## Aim of the task
State how many lines of the entries below hold the word "jammed"; reply with nothing but the number.

(Recorded data)
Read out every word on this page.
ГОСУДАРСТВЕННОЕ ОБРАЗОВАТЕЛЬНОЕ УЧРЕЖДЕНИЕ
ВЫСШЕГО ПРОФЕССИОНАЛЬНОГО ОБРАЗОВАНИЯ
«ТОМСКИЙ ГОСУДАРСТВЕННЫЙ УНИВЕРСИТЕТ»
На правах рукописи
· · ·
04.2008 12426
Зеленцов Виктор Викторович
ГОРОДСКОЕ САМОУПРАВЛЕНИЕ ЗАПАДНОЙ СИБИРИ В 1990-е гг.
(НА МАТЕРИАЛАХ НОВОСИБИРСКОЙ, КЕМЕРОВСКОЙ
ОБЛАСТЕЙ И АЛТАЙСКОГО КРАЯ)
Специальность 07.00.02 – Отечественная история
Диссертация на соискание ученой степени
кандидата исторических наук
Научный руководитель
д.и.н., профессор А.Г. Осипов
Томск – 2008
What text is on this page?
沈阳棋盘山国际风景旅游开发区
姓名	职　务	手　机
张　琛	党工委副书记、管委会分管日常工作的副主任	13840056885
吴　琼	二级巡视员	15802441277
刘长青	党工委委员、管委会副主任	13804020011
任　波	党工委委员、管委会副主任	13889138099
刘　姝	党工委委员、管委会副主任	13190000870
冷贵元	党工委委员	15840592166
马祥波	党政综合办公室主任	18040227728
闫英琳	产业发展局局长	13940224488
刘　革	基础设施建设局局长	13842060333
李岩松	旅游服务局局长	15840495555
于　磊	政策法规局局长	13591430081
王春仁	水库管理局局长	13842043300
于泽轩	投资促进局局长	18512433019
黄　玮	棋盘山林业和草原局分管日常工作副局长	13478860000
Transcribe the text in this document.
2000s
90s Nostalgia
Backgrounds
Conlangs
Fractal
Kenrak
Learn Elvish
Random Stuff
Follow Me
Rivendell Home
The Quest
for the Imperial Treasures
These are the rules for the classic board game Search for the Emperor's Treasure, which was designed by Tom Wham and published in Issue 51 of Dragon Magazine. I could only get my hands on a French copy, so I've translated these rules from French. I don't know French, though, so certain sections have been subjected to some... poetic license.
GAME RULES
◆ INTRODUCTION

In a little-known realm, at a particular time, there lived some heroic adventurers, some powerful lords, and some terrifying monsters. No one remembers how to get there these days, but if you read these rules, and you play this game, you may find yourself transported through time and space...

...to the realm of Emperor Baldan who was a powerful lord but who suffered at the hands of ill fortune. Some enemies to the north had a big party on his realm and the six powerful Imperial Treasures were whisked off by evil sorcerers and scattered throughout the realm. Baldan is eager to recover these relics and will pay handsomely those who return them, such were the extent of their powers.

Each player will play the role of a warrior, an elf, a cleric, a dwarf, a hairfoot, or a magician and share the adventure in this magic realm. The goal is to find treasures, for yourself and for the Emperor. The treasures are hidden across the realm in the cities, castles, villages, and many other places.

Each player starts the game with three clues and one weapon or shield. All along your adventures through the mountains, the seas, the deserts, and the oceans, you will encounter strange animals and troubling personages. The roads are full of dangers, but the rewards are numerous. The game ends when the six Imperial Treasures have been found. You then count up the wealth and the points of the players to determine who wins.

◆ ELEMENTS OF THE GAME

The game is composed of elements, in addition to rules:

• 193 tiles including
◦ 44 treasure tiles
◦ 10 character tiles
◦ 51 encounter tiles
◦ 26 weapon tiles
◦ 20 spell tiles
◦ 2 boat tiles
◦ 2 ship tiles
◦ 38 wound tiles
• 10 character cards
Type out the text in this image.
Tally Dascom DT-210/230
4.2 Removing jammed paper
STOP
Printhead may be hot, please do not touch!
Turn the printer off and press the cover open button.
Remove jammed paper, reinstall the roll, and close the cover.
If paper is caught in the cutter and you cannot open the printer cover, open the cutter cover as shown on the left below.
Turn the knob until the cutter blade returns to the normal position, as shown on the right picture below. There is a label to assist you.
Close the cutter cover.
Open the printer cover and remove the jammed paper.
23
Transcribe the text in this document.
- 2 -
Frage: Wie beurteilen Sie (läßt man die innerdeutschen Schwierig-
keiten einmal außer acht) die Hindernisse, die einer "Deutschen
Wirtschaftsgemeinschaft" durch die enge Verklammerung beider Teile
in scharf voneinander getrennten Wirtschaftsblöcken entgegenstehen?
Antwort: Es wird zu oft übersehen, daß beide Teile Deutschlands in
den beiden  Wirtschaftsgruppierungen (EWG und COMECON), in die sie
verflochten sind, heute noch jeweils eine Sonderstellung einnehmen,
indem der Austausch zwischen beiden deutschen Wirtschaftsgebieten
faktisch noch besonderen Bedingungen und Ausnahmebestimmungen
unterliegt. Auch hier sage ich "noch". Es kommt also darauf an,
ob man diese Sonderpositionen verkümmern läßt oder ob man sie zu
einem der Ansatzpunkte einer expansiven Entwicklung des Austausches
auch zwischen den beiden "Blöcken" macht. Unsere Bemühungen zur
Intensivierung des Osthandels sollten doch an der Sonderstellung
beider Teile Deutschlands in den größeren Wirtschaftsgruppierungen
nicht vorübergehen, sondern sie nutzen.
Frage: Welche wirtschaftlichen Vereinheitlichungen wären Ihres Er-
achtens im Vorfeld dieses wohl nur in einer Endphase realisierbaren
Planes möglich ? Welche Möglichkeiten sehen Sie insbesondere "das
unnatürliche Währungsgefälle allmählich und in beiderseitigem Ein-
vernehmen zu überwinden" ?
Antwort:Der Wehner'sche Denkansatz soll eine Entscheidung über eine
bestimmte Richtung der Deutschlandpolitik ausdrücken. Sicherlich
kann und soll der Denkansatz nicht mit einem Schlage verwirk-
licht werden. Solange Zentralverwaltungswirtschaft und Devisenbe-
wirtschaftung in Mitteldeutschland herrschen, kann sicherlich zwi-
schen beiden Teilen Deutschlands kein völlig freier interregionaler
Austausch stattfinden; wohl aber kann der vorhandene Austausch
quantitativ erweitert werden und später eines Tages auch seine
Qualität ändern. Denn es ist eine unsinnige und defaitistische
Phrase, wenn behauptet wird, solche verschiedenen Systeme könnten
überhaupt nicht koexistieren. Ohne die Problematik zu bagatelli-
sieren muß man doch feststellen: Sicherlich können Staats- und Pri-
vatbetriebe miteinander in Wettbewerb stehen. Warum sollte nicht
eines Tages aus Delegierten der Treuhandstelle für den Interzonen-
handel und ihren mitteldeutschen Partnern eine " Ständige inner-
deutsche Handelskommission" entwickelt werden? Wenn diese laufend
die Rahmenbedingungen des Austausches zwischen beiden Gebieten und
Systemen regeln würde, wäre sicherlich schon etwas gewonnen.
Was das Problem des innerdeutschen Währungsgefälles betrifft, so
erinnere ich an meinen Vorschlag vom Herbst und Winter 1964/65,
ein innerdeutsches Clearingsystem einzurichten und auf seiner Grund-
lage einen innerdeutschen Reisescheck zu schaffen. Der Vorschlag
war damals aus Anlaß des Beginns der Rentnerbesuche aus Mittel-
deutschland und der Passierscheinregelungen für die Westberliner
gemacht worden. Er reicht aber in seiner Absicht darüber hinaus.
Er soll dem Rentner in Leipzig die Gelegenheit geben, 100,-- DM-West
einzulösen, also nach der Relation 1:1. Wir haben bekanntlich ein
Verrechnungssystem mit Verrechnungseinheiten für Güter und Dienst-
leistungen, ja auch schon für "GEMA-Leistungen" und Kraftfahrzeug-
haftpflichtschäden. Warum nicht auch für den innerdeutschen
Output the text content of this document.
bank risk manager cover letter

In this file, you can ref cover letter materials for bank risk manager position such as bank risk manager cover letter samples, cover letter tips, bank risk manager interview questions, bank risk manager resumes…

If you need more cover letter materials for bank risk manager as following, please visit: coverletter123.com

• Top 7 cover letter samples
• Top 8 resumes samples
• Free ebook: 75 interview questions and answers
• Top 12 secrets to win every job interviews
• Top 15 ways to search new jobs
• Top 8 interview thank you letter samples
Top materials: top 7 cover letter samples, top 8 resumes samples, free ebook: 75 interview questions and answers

## Worked solution
3